Well, in the same way ignoring the pile of dog poop doesn’t make the stench go away, ignoring those painful elements of romance doesn’t make them any less relevant. Even those who aren’t romance fans understand that romance often involves tragedy. It’s no coincidence that some of the most famous love stories, from “Romeo and Juliet” to “Titanic,” involve a hefty bit of heartache.

I would argue that’s exactly what makes love and stories about romance so powerful. There’s a significant risk of heartache, rejection, and loss. There’s real pain that comes with pursuing romance, but the we gladly risk that pain because the rewards can be as fulfilling as they are sexy. I’ve done more to highlight the breadth of those rewards in my novels, especially with stories like “Passion Relapse.”

However, the pain that comes from the other side of that coin can be just as dramatic, if not more so. Anyone who has ever seen old episodes of “Jerry Springer” understands this to some extent. It’s not usually the kind of drama that ends with two lovers dying in each other’s arms or Rose not making room for Jack on that floating plank. More often than not, it’s a more frustrating kind of drama.

In many respects, the unsexiest version of this drama has to do with cheating. To some, that’s the much more dreaded C-word. Cheating is to romance what food poisoning is to Thanksgiving dinner. It is the worst-case scenario for those seeking the joys and appeals associated with romance. It is also one of those unfortunate elements that plays out in real life more often than it does in sexy romance novels.

It’s unromantic, but inescapable. Cheating happens and it happens a lot. While it doesn’t happen as often as “Jerry Springer” might have us believe, it happens often enough that it’s a legitimate concern among lovers. That’s why modern marriage laws, however skewed they might be, often account for infidelity.

──────────

» Challenge 1
From the passage on romance and heartache, copy the words starting at "In many respects, the" and ending after "account for infidelity.".

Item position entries
──────────

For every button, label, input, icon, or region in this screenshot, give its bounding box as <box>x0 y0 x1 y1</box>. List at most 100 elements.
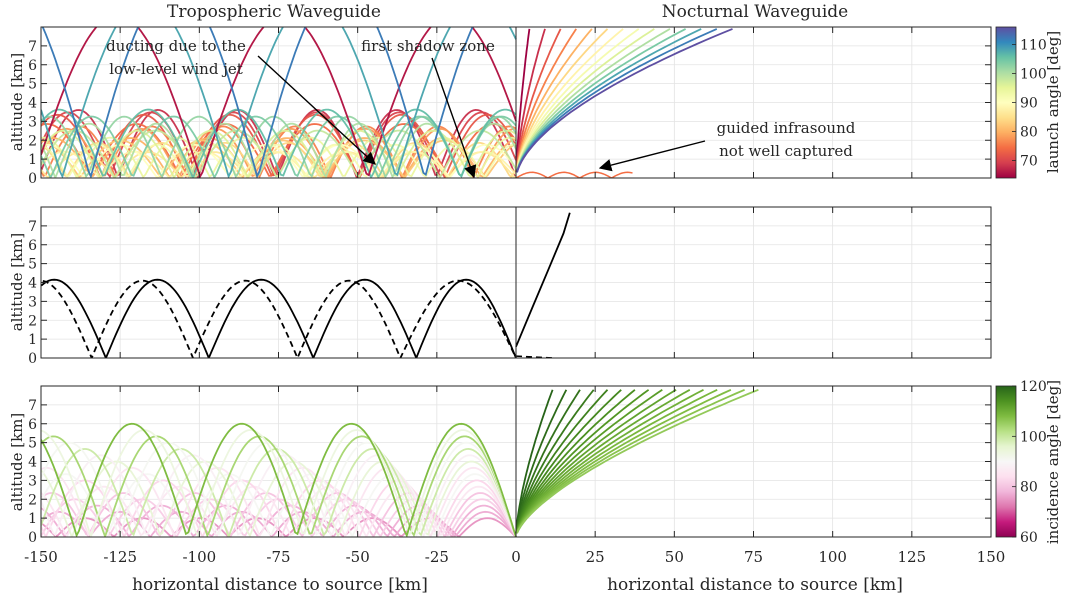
colorbar-incidence-angle-bar <box>995 385 1017 538</box>
ray-noct-1 <box>515 389 568 534</box>
y-tick-label: 0 <box>28 530 37 546</box>
colorbar-tick-label: 120 <box>1020 379 1047 395</box>
y-tick-label: 6 <box>28 238 37 254</box>
y-tick-label: 2 <box>28 133 37 149</box>
ray-incidence-10 <box>41 454 517 537</box>
ray-noct-3 <box>515 389 595 534</box>
panel-top: 0 1 2 3 4 5 6 7 <box>28 26 992 187</box>
ray-incidence-7 <box>41 473 517 537</box>
annotation-shadow-zone: first shadow zone <box>361 37 495 179</box>
annotation-shadow-zone-arrow <box>431 57 477 179</box>
ray-noct-84 <box>515 28 609 173</box>
axes-mid: 0 1 2 3 4 5 6 7 <box>28 206 992 367</box>
annotation-guided-arrow <box>598 140 706 172</box>
y-tick-label: 5 <box>28 257 37 273</box>
ray-noct-5 <box>515 389 622 534</box>
x-tick-label: -50 <box>346 548 370 566</box>
x-tick-label: -100 <box>182 548 216 566</box>
colorbar-tick-label: 100 <box>1020 429 1047 445</box>
y-tick-label: 3 <box>28 473 37 489</box>
ray-noct-68 <box>515 28 546 173</box>
x-tick-label: 150 <box>977 548 1006 566</box>
ray-incidence-14 <box>41 429 517 537</box>
ray-noct-76 <box>515 28 577 173</box>
x-tick-label: 75 <box>744 548 763 566</box>
annotation-guided-line2: not well captured <box>719 142 853 160</box>
y-tick-label: 3 <box>28 114 37 130</box>
colorbar-tick-label: 80 <box>1020 480 1038 496</box>
ray-solid <box>41 278 517 358</box>
ray-escape <box>515 212 571 348</box>
x-tick-label: -25 <box>425 548 449 566</box>
ray-escape-108 <box>41 27 517 178</box>
x-tick-label: 0 <box>511 548 521 566</box>
y-tick-label: 4 <box>28 455 37 471</box>
ray-dashed <box>42 279 517 358</box>
ray-noct-4 <box>515 389 609 534</box>
colorbar-tick-label: 90 <box>1020 96 1038 112</box>
ylabel-top: altitude [km] <box>8 53 26 152</box>
ray-launch-104 <box>41 115 517 178</box>
annotation-ducting-arrow <box>257 55 376 165</box>
panel-middle: 0 1 2 3 4 5 6 7 <box>28 206 992 367</box>
axes-bot: 0 1 2 3 4 5 6 7 <box>28 385 992 546</box>
annotation-ducting: ducting due to the low-level wind jet <box>106 37 376 165</box>
colorbar-tick-label: 70 <box>1020 154 1038 170</box>
y-tick-label: 1 <box>28 152 37 168</box>
y-tick-label: 7 <box>28 219 37 235</box>
y-tick-label: 5 <box>28 77 37 93</box>
colorbar-launch-angle-label: launch angle [deg] <box>1044 31 1062 173</box>
plot-area-bot <box>41 388 759 537</box>
x-tick-label: -75 <box>266 548 290 566</box>
ray-noct-72 <box>515 28 562 173</box>
y-tick-label: 3 <box>28 294 37 310</box>
y-tick-label: 2 <box>28 492 37 508</box>
xlabel-left: horizontal distance to source [km] <box>132 575 428 595</box>
ray-escape-112 <box>41 27 474 178</box>
colorbar-launch-angle: 70 80 90 100 110 launch angle [deg] <box>995 26 1062 179</box>
ray-noct-0 <box>515 389 554 534</box>
ray-noct-10 <box>515 389 691 534</box>
plot-area-mid <box>41 212 571 358</box>
ray-noct-2 <box>515 389 581 534</box>
y-tick-label: 7 <box>28 398 37 414</box>
y-tick-label: 6 <box>28 58 37 74</box>
annotation-shadow-zone-text: first shadow zone <box>361 37 495 55</box>
ylabel-bottom: altitude [km] <box>8 413 26 512</box>
ray-noct-6 <box>515 389 636 534</box>
colorbar-incidence-angle: 60 80 100 120 incidence angle [deg] <box>995 379 1062 546</box>
colorbar-tick-label: 100 <box>1020 66 1047 82</box>
title-tropospheric: Tropospheric Waveguide <box>167 2 381 22</box>
xlabel-right: horizontal distance to source [km] <box>607 575 903 595</box>
ray-incidence-9 <box>41 460 517 537</box>
y-tick-label: 4 <box>28 276 37 292</box>
ray-launch-92 <box>41 143 517 178</box>
x-tick-label: 125 <box>898 548 927 566</box>
y-tick-label: 5 <box>28 436 37 452</box>
y-tick-label: 4 <box>28 96 37 112</box>
ray-guided <box>515 171 633 178</box>
x-tick-label: -125 <box>103 548 137 566</box>
colorbar-tick-label: 110 <box>1020 37 1047 53</box>
ray-launch-74 <box>41 123 517 178</box>
annotation-guided: guided infrasound not well captured <box>598 119 856 172</box>
ray-noct-7 <box>515 389 650 534</box>
ray-incidence-5 <box>41 485 517 537</box>
y-tick-label: 7 <box>28 39 37 55</box>
colorbar-tick-label: 80 <box>1020 125 1038 141</box>
y-tick-label: 6 <box>28 417 37 433</box>
colorbar-tick-label: 60 <box>1020 530 1038 546</box>
ray-incidence-15 <box>41 422 517 537</box>
title-nocturnal: Nocturnal Waveguide <box>662 2 848 22</box>
ray-noct-88 <box>515 28 624 173</box>
panel-bottom: 0 1 2 3 4 5 6 7 -150 -125 -100 -75 -50 -25 0 25 50 75 100 1… <box>24 385 1006 566</box>
y-tick-label: 1 <box>28 511 37 527</box>
annotation-guided-line1: guided infrasound <box>717 119 856 137</box>
ray-noct-64 <box>515 28 531 173</box>
ray-noct-15 <box>516 388 759 534</box>
y-tick-label: 2 <box>28 313 37 329</box>
ylabel-middle: altitude [km] <box>8 233 26 332</box>
ray-launch-106 <box>41 108 517 178</box>
y-tick-label: 0 <box>28 351 37 367</box>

──────────

» Challenge 2
Turn the record lines into a numbered list, starting at the line that contains "colorbar-incidence-angle-bar <box>995 385" and ending after the line that contains "y-tick-label: 5 <box>28 77 37 93</box>". Leave out any blank lines and give only that list.

» Task result 1
In many respects, the unsexiest version of this drama has to do with cheating. To some, that’s the much more dreaded C-word. Cheating is to romance what food poisoning is to Thanksgiving dinner. It is the worst-case scenario for those seeking the joys and appeals associated with romance. It is also one of those unfortunate elements that plays out in real life more often than it does in sexy romance novels.

It’s unromantic, but inescapable. Cheating happens and it happens a lot. While it doesn’t happen as often as “Jerry Springer” might have us believe, it happens often enough that it’s a legitimate concern among lovers. That’s why modern marriage laws, however skewed they might be, often account for infidelity.

» Task result 2
1. colorbar-incidence-angle-bar <box>995 385 1017 538</box>
2. ray-noct-1 <box>515 389 568 534</box>
3. y-tick-label: 0 <box>28 530 37 546</box>
4. colorbar-tick-label: 120 <box>1020 379 1047 395</box>
5. y-tick-label: 6 <box>28 238 37 254</box>
6. y-tick-label: 2 <box>28 133 37 149</box>
7. ray-incidence-10 <box>41 454 517 537</box>
8. ray-noct-3 <box>515 389 595 534</box>
9. panel-top: 0 1 2 3 4 5 6 7 <box>28 26 992 187</box>
10. ray-incidence-7 <box>41 473 517 537</box>
11. annotation-shadow-zone: first shadow zone <box>361 37 495 179</box>
12. annotation-shadow-zone-arrow <box>431 57 477 179</box>
13. ray-noct-84 <box>515 28 609 173</box>
14. axes-mid: 0 1 2 3 4 5 6 7 <box>28 206 992 367</box>
15. annotation-guided-arrow <box>598 140 706 172</box>
16. y-tick-label: 5 <box>28 257 37 273</box>
17. ray-noct-5 <box>515 389 622 534</box>
18. x-tick-label: -50 <box>346 548 370 566</box>
19. x-tick-label: -100 <box>182 548 216 566</box>
20. colorbar-tick-label: 100 <box>1020 429 1047 445</box>
21. y-tick-label: 3 <box>28 473 37 489</box>
22. ray-noct-68 <box>515 28 546 173</box>
23. x-tick-label: 150 <box>977 548 1006 566</box>
24. ray-incidence-14 <box>41 429 517 537</box>
25. ray-noct-76 <box>515 28 577 173</box>
26. x-tick-label: 75 <box>744 548 763 566</box>
27. annotation-guided-line2: not well captured <box>719 142 853 160</box>
28. y-tick-label: 3 <box>28 114 37 130</box>
29. colorbar-tick-label: 80 <box>1020 480 1038 496</box>
30. ray-solid <box>41 278 517 358</box>
31. ray-escape <box>515 212 571 348</box>
32. x-tick-label: -25 <box>425 548 449 566</box>
33. ray-escape-108 <box>41 27 517 178</box>
34. x-tick-label: 0 <box>511 548 521 566</box>
35. y-tick-label: 4 <box>28 455 37 471</box>
36. ray-dashed <box>42 279 517 358</box>
37. ray-noct-4 <box>515 389 609 534</box>
38. colorbar-tick-label: 90 <box>1020 96 1038 112</box>
39. ylabel-top: altitude [km] <box>8 53 26 152</box>
40. ray-launch-104 <box>41 115 517 178</box>
41. annotation-ducting-arrow <box>257 55 376 165</box>
42. panel-middle: 0 1 2 3 4 5 6 7 <box>28 206 992 367</box>
43. axes-bot: 0 1 2 3 4 5 6 7 <box>28 385 992 546</box>
44. annotation-ducting: ducting due to the low-level wind jet <box>106 37 376 165</box>
45. colorbar-tick-label: 70 <box>1020 154 1038 170</box>
46. y-tick-label: 1 <box>28 152 37 168</box>
47. y-tick-label: 7 <box>28 219 37 235</box>
48. y-tick-label: 5 <box>28 77 37 93</box>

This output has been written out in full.